=== STORED DATA ===
=======
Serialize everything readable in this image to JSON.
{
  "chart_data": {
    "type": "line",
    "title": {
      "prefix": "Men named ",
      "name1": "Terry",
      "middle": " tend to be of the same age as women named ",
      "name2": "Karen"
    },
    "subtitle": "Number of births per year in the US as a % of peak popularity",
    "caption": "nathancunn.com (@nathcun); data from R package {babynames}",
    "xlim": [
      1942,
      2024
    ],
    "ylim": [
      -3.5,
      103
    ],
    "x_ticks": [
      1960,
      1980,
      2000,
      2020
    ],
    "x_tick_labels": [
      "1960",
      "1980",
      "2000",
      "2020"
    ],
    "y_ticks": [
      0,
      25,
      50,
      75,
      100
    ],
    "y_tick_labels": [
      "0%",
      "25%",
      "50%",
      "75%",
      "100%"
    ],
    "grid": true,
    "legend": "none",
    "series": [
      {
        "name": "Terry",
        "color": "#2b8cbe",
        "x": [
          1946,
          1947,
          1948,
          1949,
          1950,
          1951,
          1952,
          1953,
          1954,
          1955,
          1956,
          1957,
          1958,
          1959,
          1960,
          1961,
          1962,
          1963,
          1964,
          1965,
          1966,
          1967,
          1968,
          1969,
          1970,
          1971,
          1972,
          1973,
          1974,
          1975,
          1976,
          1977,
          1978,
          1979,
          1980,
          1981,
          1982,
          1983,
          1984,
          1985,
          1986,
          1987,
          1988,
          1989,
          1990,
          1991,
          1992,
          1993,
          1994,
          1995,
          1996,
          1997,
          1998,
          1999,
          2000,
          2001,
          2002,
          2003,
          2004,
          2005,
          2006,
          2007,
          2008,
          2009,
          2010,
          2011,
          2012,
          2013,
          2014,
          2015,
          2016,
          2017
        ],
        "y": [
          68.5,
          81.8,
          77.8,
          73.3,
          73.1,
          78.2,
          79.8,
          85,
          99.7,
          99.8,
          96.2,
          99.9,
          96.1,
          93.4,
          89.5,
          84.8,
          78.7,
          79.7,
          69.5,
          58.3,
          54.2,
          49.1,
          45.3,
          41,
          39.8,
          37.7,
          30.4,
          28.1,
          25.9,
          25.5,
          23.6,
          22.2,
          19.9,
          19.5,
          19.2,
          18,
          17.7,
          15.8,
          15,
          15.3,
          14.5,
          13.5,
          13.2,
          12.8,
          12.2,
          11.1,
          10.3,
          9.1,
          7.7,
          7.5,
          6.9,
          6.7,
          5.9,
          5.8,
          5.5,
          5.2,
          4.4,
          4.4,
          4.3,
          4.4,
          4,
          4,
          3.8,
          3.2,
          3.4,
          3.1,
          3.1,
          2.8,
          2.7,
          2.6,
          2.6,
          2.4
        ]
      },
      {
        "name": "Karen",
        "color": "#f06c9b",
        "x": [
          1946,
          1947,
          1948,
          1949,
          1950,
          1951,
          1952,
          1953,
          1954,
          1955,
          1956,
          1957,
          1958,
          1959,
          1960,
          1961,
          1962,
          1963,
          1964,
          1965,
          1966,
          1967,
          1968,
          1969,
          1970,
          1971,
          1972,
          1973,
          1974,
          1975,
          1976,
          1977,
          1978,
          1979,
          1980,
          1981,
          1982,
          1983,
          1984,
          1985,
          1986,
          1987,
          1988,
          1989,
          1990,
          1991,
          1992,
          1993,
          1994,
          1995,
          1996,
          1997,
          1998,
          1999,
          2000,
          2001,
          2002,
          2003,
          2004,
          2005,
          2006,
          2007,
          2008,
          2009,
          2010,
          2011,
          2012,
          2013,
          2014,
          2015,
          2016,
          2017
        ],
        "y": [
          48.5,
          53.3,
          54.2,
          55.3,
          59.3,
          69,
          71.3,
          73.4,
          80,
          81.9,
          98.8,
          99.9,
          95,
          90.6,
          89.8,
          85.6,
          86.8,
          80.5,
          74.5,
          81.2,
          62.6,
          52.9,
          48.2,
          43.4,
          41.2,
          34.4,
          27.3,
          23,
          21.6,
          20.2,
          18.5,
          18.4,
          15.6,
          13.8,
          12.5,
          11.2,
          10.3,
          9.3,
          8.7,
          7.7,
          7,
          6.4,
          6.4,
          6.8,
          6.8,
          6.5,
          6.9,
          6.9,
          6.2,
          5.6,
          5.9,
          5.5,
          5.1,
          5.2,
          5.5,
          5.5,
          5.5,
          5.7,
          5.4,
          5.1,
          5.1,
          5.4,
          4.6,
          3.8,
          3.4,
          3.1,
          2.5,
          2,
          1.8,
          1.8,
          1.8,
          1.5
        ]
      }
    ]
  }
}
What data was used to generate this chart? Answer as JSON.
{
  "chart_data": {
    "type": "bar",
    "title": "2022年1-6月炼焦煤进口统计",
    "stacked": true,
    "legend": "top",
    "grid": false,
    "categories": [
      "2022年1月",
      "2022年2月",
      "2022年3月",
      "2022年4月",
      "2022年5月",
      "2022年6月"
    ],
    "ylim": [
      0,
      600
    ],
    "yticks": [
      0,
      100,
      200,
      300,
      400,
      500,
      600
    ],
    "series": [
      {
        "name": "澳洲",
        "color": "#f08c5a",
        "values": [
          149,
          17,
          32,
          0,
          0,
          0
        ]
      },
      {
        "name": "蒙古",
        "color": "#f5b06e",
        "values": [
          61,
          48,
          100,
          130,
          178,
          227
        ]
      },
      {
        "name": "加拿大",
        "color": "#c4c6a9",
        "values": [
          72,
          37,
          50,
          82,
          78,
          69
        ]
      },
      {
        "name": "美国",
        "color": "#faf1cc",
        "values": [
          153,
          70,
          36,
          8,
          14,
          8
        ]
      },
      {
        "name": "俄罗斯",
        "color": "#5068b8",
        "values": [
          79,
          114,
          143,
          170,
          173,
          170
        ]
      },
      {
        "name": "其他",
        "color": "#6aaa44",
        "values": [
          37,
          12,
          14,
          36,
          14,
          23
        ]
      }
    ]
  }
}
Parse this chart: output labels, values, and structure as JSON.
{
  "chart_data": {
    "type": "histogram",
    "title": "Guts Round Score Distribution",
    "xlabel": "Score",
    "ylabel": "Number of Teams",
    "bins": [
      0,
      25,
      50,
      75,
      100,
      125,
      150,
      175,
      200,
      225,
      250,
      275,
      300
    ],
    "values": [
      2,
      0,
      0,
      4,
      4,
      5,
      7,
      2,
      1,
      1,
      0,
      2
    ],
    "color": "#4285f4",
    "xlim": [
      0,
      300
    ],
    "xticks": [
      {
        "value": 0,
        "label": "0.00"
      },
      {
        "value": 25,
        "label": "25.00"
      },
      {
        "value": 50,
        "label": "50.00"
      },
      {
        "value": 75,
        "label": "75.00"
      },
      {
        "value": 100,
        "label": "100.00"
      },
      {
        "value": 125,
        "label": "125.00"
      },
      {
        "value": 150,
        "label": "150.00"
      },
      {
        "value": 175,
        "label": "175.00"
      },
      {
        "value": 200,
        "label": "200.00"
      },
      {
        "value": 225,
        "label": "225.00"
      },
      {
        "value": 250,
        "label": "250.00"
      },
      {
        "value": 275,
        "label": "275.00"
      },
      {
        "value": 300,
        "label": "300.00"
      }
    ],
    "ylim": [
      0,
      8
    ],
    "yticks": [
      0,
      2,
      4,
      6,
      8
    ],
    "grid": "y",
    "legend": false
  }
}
=======
=== EXERCISE OBJECTIVE ===
Gather every line containing the word "this" and copy it.

=== EXPECTED OUTPUT ===
Serialize everything readable in this image to JSON.
What data was used to generate this chart? Answer as JSON.
Parse this chart: output labels, values, and structure as JSON.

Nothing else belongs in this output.